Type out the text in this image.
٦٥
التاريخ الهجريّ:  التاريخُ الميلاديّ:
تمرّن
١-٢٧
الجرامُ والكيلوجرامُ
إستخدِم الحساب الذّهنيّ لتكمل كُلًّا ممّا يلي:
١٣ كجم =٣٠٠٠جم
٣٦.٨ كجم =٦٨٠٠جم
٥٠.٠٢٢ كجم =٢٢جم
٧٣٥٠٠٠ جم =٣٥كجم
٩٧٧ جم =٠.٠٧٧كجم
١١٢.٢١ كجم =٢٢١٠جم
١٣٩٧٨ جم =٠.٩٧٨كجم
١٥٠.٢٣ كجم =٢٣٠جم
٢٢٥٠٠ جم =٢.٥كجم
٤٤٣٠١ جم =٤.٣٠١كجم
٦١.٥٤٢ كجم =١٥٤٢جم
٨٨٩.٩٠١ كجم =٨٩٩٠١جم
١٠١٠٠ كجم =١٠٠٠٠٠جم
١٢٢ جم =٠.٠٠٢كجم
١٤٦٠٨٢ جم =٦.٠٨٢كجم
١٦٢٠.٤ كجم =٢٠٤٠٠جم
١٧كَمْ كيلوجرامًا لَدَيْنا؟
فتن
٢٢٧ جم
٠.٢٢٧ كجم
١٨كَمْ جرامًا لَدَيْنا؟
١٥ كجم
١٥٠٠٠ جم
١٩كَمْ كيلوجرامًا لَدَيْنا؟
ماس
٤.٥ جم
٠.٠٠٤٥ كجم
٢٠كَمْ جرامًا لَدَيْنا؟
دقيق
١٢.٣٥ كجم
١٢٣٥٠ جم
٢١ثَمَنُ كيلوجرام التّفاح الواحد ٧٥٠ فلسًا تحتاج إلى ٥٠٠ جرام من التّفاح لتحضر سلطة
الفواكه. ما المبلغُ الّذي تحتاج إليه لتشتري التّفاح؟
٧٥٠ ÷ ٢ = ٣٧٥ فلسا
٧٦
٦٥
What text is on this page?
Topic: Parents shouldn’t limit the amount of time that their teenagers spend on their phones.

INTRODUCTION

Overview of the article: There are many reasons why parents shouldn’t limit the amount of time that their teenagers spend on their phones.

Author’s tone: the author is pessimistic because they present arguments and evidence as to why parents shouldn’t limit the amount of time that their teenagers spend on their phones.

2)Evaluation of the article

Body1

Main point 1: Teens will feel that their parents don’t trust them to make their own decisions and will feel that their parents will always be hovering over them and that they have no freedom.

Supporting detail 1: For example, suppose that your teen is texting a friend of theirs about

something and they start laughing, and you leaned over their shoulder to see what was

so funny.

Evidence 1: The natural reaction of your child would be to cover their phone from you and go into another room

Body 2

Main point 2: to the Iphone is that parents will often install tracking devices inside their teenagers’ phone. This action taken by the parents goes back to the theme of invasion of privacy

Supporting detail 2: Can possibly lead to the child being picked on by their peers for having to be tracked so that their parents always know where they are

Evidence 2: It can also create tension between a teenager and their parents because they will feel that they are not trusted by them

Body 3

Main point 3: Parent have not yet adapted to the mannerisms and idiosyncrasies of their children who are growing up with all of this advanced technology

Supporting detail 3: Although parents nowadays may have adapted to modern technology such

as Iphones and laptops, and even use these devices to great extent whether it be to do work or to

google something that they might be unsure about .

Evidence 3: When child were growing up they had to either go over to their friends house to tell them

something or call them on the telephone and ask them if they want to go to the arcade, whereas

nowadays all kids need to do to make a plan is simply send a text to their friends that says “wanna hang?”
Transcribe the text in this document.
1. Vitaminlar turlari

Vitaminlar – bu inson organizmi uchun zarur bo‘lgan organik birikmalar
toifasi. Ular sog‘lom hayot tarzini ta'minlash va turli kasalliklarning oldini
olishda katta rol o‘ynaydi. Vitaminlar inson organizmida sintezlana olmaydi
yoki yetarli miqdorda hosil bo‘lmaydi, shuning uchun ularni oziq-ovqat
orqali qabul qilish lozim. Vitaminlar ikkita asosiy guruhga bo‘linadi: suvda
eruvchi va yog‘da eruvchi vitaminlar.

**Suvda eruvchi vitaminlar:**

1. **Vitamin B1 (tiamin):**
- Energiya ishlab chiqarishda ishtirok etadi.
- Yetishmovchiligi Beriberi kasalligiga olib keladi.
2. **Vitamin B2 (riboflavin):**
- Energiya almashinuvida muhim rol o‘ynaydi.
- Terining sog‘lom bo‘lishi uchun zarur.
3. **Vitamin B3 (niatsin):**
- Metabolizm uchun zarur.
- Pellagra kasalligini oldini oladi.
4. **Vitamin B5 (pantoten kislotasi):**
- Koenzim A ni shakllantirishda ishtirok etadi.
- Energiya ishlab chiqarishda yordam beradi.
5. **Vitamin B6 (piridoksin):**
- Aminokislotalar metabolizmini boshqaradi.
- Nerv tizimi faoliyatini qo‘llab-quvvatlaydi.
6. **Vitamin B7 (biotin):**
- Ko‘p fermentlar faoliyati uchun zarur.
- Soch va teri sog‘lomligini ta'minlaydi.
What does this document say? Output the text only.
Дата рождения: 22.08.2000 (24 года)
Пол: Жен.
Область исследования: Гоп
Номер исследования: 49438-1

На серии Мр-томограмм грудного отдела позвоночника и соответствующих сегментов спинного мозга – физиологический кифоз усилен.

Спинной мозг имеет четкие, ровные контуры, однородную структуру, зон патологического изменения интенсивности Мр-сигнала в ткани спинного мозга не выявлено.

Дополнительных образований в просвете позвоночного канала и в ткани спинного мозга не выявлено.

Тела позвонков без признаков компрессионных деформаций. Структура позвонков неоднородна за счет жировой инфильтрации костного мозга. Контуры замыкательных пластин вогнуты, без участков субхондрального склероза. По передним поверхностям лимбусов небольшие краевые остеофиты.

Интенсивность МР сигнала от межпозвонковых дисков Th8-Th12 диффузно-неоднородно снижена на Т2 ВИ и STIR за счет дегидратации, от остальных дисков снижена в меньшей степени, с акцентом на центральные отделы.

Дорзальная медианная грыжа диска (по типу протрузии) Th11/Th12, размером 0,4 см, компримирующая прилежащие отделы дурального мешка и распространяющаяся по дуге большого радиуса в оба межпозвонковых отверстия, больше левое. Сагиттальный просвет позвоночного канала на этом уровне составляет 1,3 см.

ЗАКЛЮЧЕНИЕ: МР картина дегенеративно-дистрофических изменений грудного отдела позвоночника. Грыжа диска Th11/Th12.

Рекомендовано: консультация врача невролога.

+++

Quote each line of the listing above exactly.

▶ _Exercise response_:
Type out the text in this image.
٦٥
التاريخ الهجريّ:  التاريخُ الميلاديّ:
تمرّن
١-٢٧
الجرامُ والكيلوجرامُ
إستخدِم الحساب الذّهنيّ لتكمل كُلًّا ممّا يلي:
١٣ كجم =٣٠٠٠جم
٣٦.٨ كجم =٦٨٠٠جم
٥٠.٠٢٢ كجم =٢٢جم
٧٣٥٠٠٠ جم =٣٥كجم
٩٧٧ جم =٠.٠٧٧كجم
١١٢.٢١ كجم =٢٢١٠جم
١٣٩٧٨ جم =٠.٩٧٨كجم
١٥٠.٢٣ كجم =٢٣٠جم
٢٢٥٠٠ جم =٢.٥كجم
٤٤٣٠١ جم =٤.٣٠١كجم
٦١.٥٤٢ كجم =١٥٤٢جم
٨٨٩.٩٠١ كجم =٨٩٩٠١جم
١٠١٠٠ كجم =١٠٠٠٠٠جم
١٢٢ جم =٠.٠٠٢كجم
١٤٦٠٨٢ جم =٦.٠٨٢كجم
١٦٢٠.٤ كجم =٢٠٤٠٠جم
١٧كَمْ كيلوجرامًا لَدَيْنا؟
فتن
٢٢٧ جم
٠.٢٢٧ كجم
١٨كَمْ جرامًا لَدَيْنا؟
١٥ كجم
١٥٠٠٠ جم
١٩كَمْ كيلوجرامًا لَدَيْنا؟
ماس
٤.٥ جم
٠.٠٠٤٥ كجم
٢٠كَمْ جرامًا لَدَيْنا؟
دقيق
١٢.٣٥ كجم
١٢٣٥٠ جم
٢١ثَمَنُ كيلوجرام التّفاح الواحد ٧٥٠ فلسًا تحتاج إلى ٥٠٠ جرام من التّفاح لتحضر سلطة
الفواكه. ما المبلغُ الّذي تحتاج إليه لتشتري التّفاح؟
٧٥٠ ÷ ٢ = ٣٧٥ فلسا
٧٦
٦٥
What text is on this page?
Topic: Parents shouldn’t limit the amount of time that their teenagers spend on their phones.

INTRODUCTION

Overview of the article: There are many reasons why parents shouldn’t limit the amount of time that their teenagers spend on their phones.

Author’s tone: the author is pessimistic because they present arguments and evidence as to why parents shouldn’t limit the amount of time that their teenagers spend on their phones.

2)Evaluation of the article

Body1

Main point 1: Teens will feel that their parents don’t trust them to make their own decisions and will feel that their parents will always be hovering over them and that they have no freedom.

Supporting detail 1: For example, suppose that your teen is texting a friend of theirs about

something and they start laughing, and you leaned over their shoulder to see what was

so funny.

Evidence 1: The natural reaction of your child would be to cover their phone from you and go into another room

Body 2

Main point 2: to the Iphone is that parents will often install tracking devices inside their teenagers’ phone. This action taken by the parents goes back to the theme of invasion of privacy

Supporting detail 2: Can possibly lead to the child being picked on by their peers for having to be tracked so that their parents always know where they are

Evidence 2: It can also create tension between a teenager and their parents because they will feel that they are not trusted by them

Body 3

Main point 3: Parent have not yet adapted to the mannerisms and idiosyncrasies of their children who are growing up with all of this advanced technology

Supporting detail 3: Although parents nowadays may have adapted to modern technology such

as Iphones and laptops, and even use these devices to great extent whether it be to do work or to

google something that they might be unsure about .

Evidence 3: When child were growing up they had to either go over to their friends house to tell them

something or call them on the telephone and ask them if they want to go to the arcade, whereas

nowadays all kids need to do to make a plan is simply send a text to their friends that says “wanna hang?”
Transcribe the text in this document.
1. Vitaminlar turlari

Vitaminlar – bu inson organizmi uchun zarur bo‘lgan organik birikmalar
toifasi. Ular sog‘lom hayot tarzini ta'minlash va turli kasalliklarning oldini
olishda katta rol o‘ynaydi. Vitaminlar inson organizmida sintezlana olmaydi
yoki yetarli miqdorda hosil bo‘lmaydi, shuning uchun ularni oziq-ovqat
orqali qabul qilish lozim. Vitaminlar ikkita asosiy guruhga bo‘linadi: suvda
eruvchi va yog‘da eruvchi vitaminlar.

**Suvda eruvchi vitaminlar:**

1. **Vitamin B1 (tiamin):**
- Energiya ishlab chiqarishda ishtirok etadi.
- Yetishmovchiligi Beriberi kasalligiga olib keladi.
2. **Vitamin B2 (riboflavin):**
- Energiya almashinuvida muhim rol o‘ynaydi.
- Terining sog‘lom bo‘lishi uchun zarur.
3. **Vitamin B3 (niatsin):**
- Metabolizm uchun zarur.
- Pellagra kasalligini oldini oladi.
4. **Vitamin B5 (pantoten kislotasi):**
- Koenzim A ni shakllantirishda ishtirok etadi.
- Energiya ishlab chiqarishda yordam beradi.
5. **Vitamin B6 (piridoksin):**
- Aminokislotalar metabolizmini boshqaradi.
- Nerv tizimi faoliyatini qo‘llab-quvvatlaydi.
6. **Vitamin B7 (biotin):**
- Ko‘p fermentlar faoliyati uchun zarur.
- Soch va teri sog‘lomligini ta'minlaydi.
What does this document say? Output the text only.
Дата рождения: 22.08.2000 (24 года)
Пол: Жен.
Область исследования: Гоп
Номер исследования: 49438-1

На серии Мр-томограмм грудного отдела позвоночника и соответствующих сегментов спинного мозга – физиологический кифоз усилен.

Спинной мозг имеет четкие, ровные контуры, однородную структуру, зон патологического изменения интенсивности Мр-сигнала в ткани спинного мозга не выявлено.

Дополнительных образований в просвете позвоночного канала и в ткани спинного мозга не выявлено.

Тела позвонков без признаков компрессионных деформаций. Структура позвонков неоднородна за счет жировой инфильтрации костного мозга. Контуры замыкательных пластин вогнуты, без участков субхондрального склероза. По передним поверхностям лимбусов небольшие краевые остеофиты.

Интенсивность МР сигнала от межпозвонковых дисков Th8-Th12 диффузно-неоднородно снижена на Т2 ВИ и STIR за счет дегидратации, от остальных дисков снижена в меньшей степени, с акцентом на центральные отделы.

Дорзальная медианная грыжа диска (по типу протрузии) Th11/Th12, размером 0,4 см, компримирующая прилежащие отделы дурального мешка и распространяющаяся по дуге большого радиуса в оба межпозвонковых отверстия, больше левое. Сагиттальный просвет позвоночного канала на этом уровне составляет 1,3 см.

ЗАКЛЮЧЕНИЕ: МР картина дегенеративно-дистрофических изменений грудного отдела позвоночника. Грыжа диска Th11/Th12.

Рекомендовано: консультация врача невролога.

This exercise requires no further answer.